(Entries from a dataset)
■ ■ ■

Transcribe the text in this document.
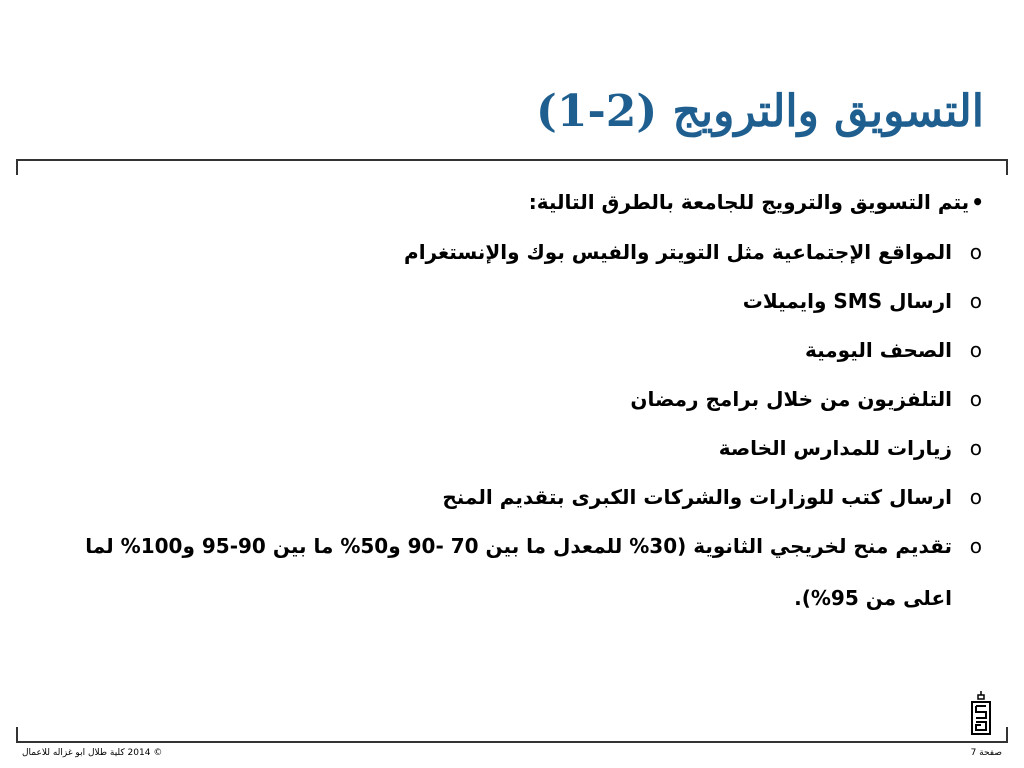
التسويق والترويج (2-1)
•يتم التسويق والترويج للجامعة بالطرق التالية:
o
المواقع الإجتماعية مثل التويتر والفيس بوك والإنستغرام
o
ارسال SMS وايميلات
o
الصحف اليومية
o
التلفزيون من خلال برامج رمضان
o
زيارات للمدارس الخاصة
o
ارسال كتب للوزارات والشركات الكبرى بتقديم المنح
o
تقديم منح لخريجي الثانوية (30% للمعدل ما بين 70 -90 و50% ما بين 90-95 و100% لما اعلى من 95%).
© 2014 كلية طلال ابو غزاله للاعمال	صفحة 7
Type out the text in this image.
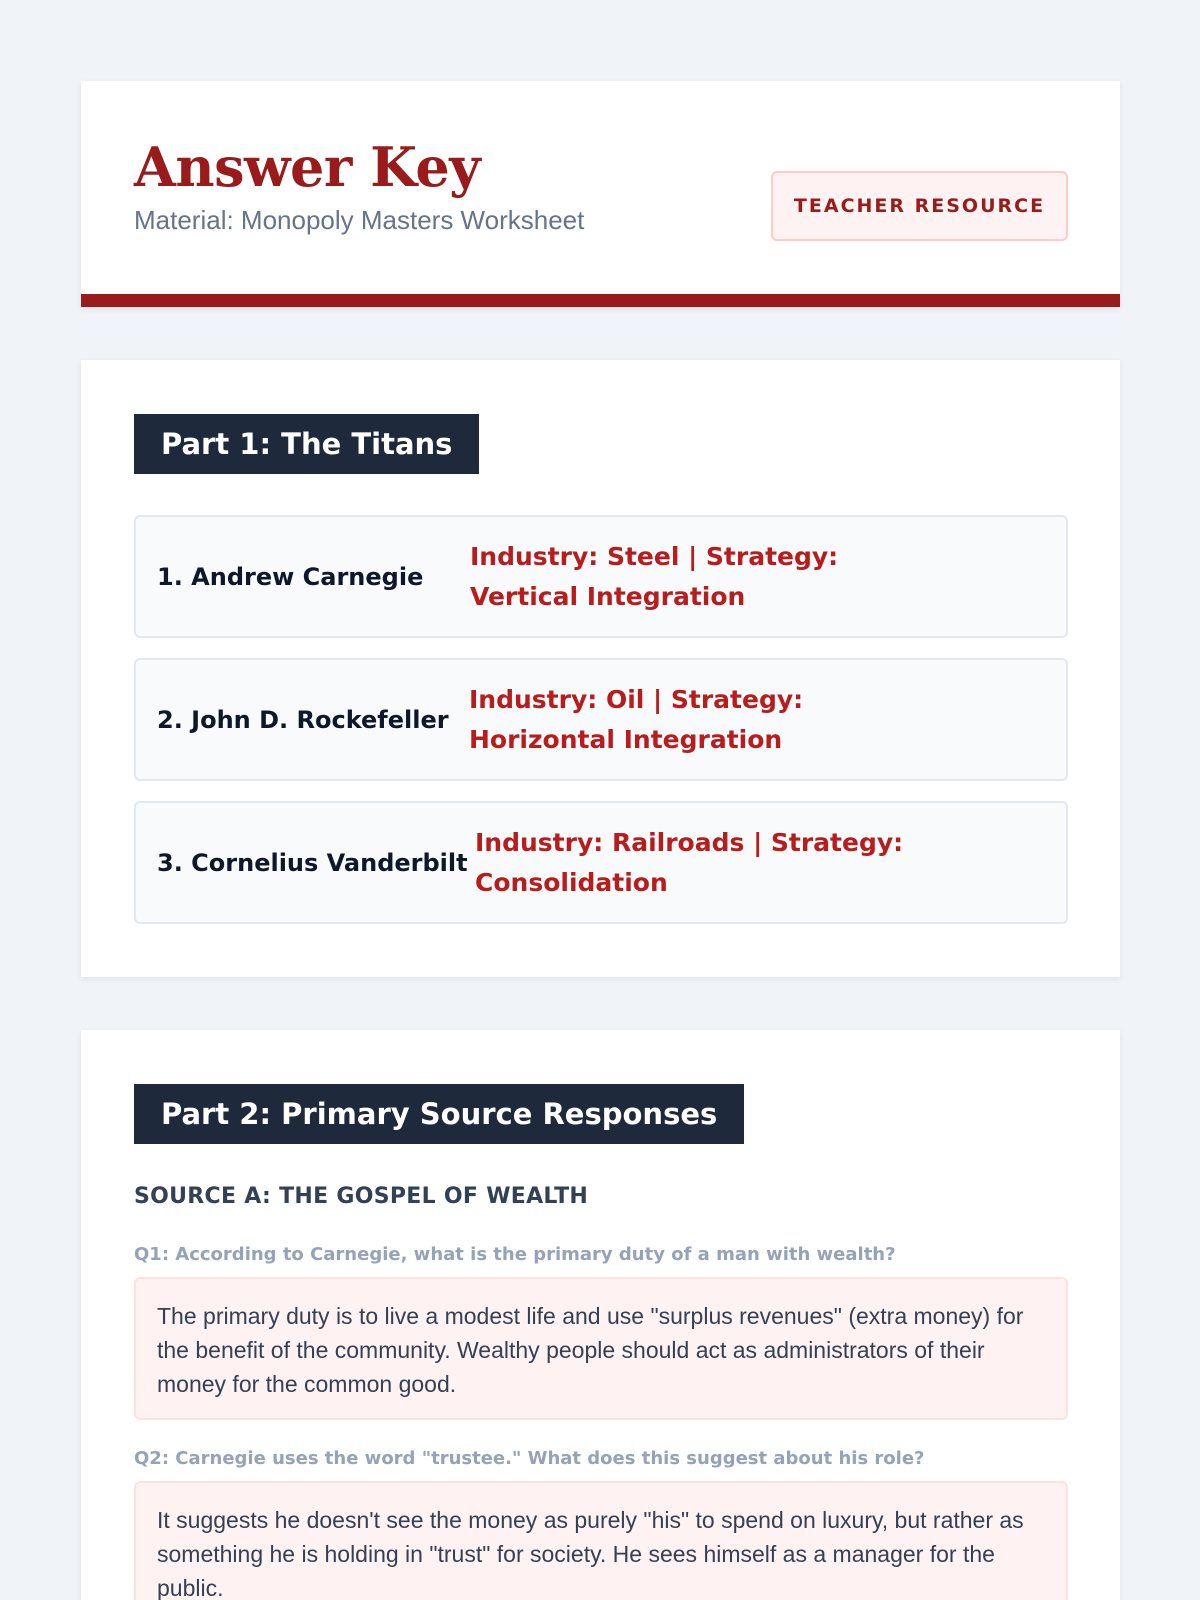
Answer Key
Material: Monopoly Masters Worksheet	TEACHER RESOURCE
Part 1: The Titans
1. Andrew Carnegie
Industry: Steel | Strategy: Vertical Integration
2. John D. Rockefeller
Industry: Oil | Strategy: Horizontal Integration
3. Cornelius Vanderbilt
Industry: Railroads | Strategy: Consolidation
Part 2: Primary Source Responses
SOURCE A: THE GOSPEL OF WEALTH
Q1: According to Carnegie, what is the primary duty of a man with wealth?
The primary duty is to live a modest life and use "surplus revenues" (extra money) for the benefit of the community. Wealthy people should act as administrators of their money for the common good.
Q2: Carnegie uses the word "trustee." What does this suggest about his role?
It suggests he doesn't see the money as purely "his" to spend on luxury, but rather as something he is holding in "trust" for society. He sees himself as a manager for the public.
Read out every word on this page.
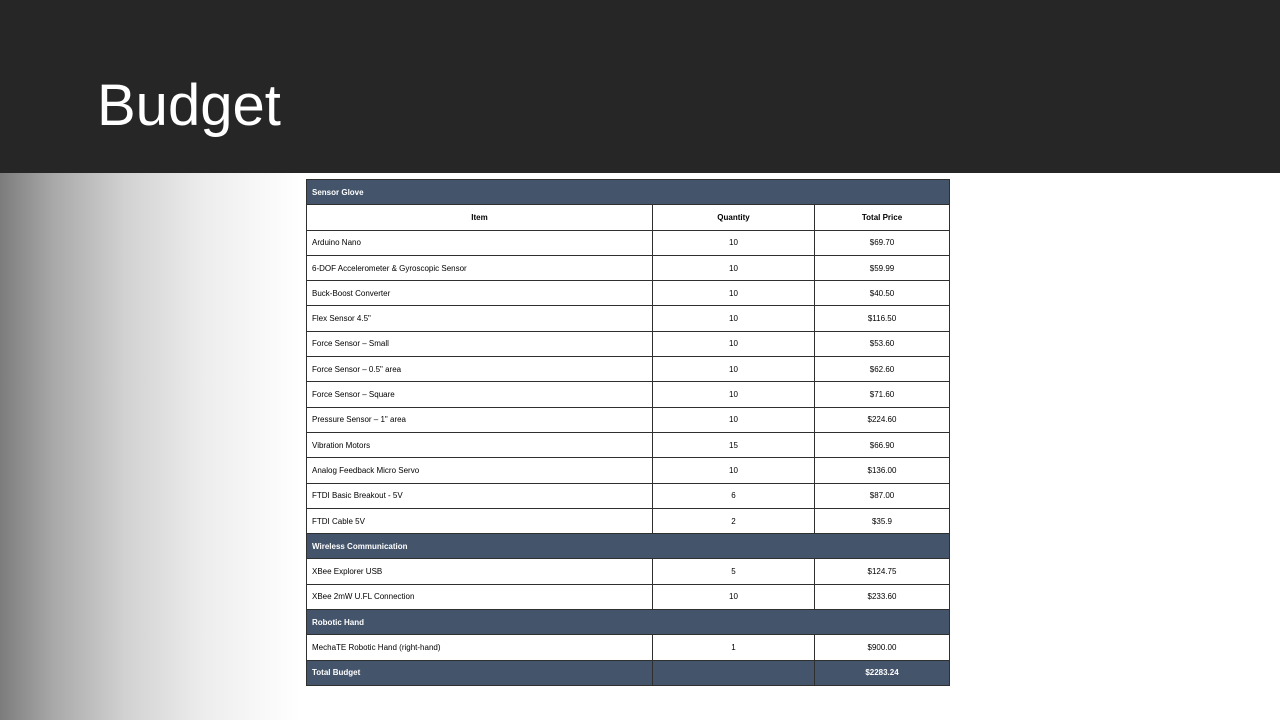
Budget
Sensor Glove		
Item	Quantity	Total Price
Arduino Nano	10	$69.70
6-DOF Accelerometer & Gyroscopic Sensor	10	$59.99
Buck-Boost Converter	10	$40.50
Flex Sensor 4.5"	10	$116.50
Force Sensor – Small	10	$53.60
Force Sensor – 0.5" area	10	$62.60
Force Sensor – Square	10	$71.60
Pressure Sensor – 1" area	10	$224.60
Vibration Motors	15	$66.90
Analog Feedback Micro Servo	10	$136.00
FTDI Basic Breakout - 5V	6	$87.00
FTDI Cable 5V	2	$35.9
Wireless Communication		
XBee Explorer USB	5	$124.75
XBee 2mW U.FL Connection	10	$233.60
Robotic Hand		
MechaTE Robotic Hand (right-hand)	1	$900.00
Total Budget		$2283.24
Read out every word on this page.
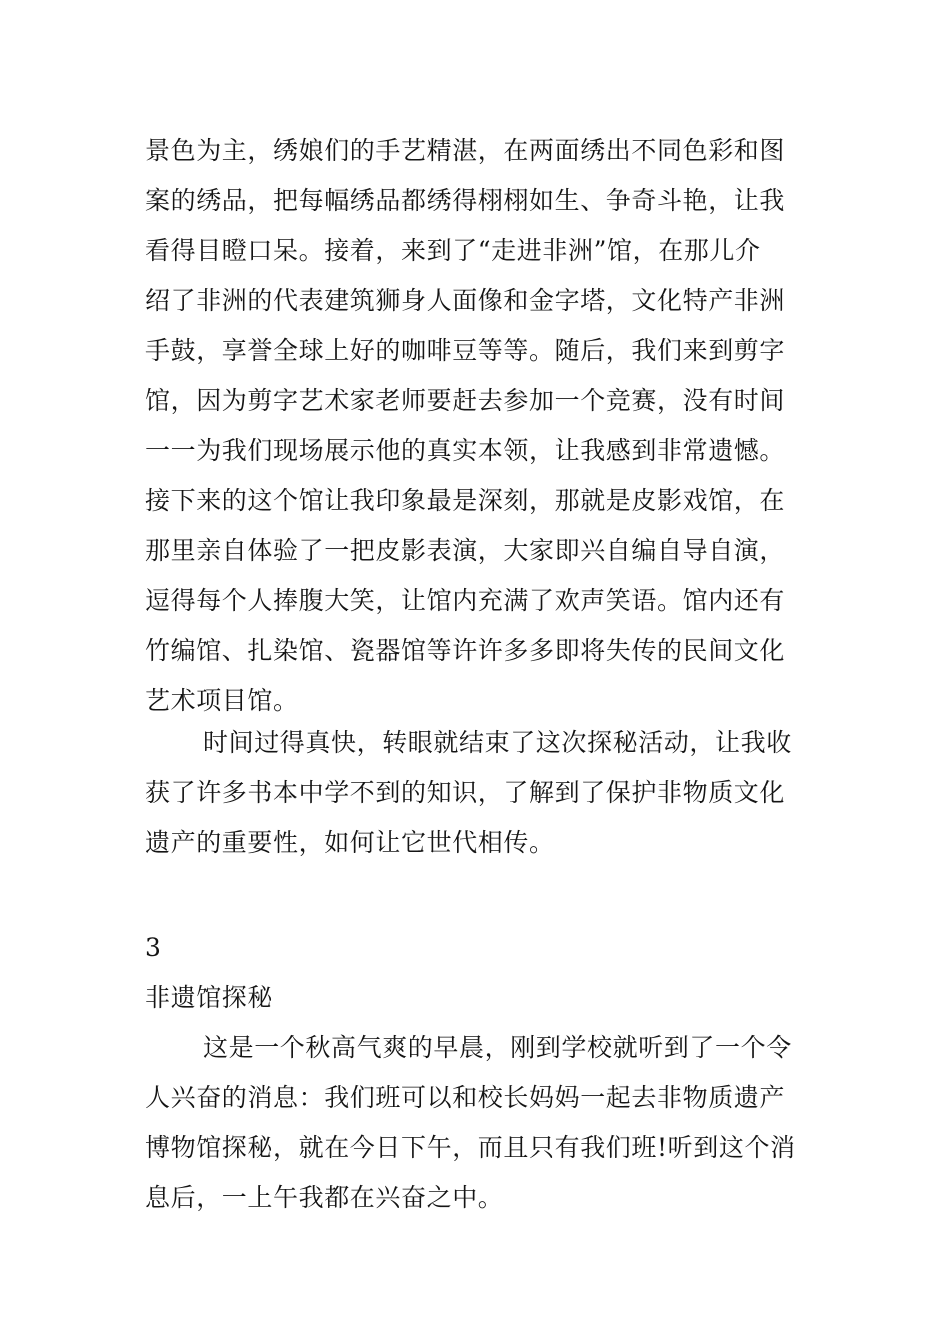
景色为主，绣娘们的手艺精湛，在两面绣出不同色彩和图
案的绣品，把每幅绣品都绣得栩栩如生、争奇斗艳，让我
看得目瞪口呆。接着，来到了“走进非洲”馆，在那儿介
绍了非洲的代表建筑狮身人面像和金字塔，文化特产非洲
手鼓，享誉全球上好的咖啡豆等等。随后，我们来到剪字
馆，因为剪字艺术家老师要赶去参加一个竞赛，没有时间
一一为我们现场展示他的真实本领，让我感到非常遗憾。
接下来的这个馆让我印象最是深刻，那就是皮影戏馆，在
那里亲自体验了一把皮影表演，大家即兴自编自导自演，
逗得每个人捧腹大笑，让馆内充满了欢声笑语。馆内还有
竹编馆、扎染馆、瓷器馆等许许多多即将失传的民间文化
艺术项目馆。
时间过得真快，转眼就结束了这次探秘活动，让我收
获了许多书本中学不到的知识，了解到了保护非物质文化
遗产的重要性，如何让它世代相传。
3
非遗馆探秘
这是一个秋高气爽的早晨，刚到学校就听到了一个令
人兴奋的消息：我们班可以和校长妈妈一起去非物质遗产
博物馆探秘，就在今日下午，而且只有我们班!听到这个消
息后，一上午我都在兴奋之中。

■ ■ ■

◆ **Exercise brief**
Locate the string "Integration" in the listing above and copy every line where it occurs.

◆ **Exercise response**
Industry: Steel | Strategy: Vertical Integration
Industry: Oil | Strategy: Horizontal Integration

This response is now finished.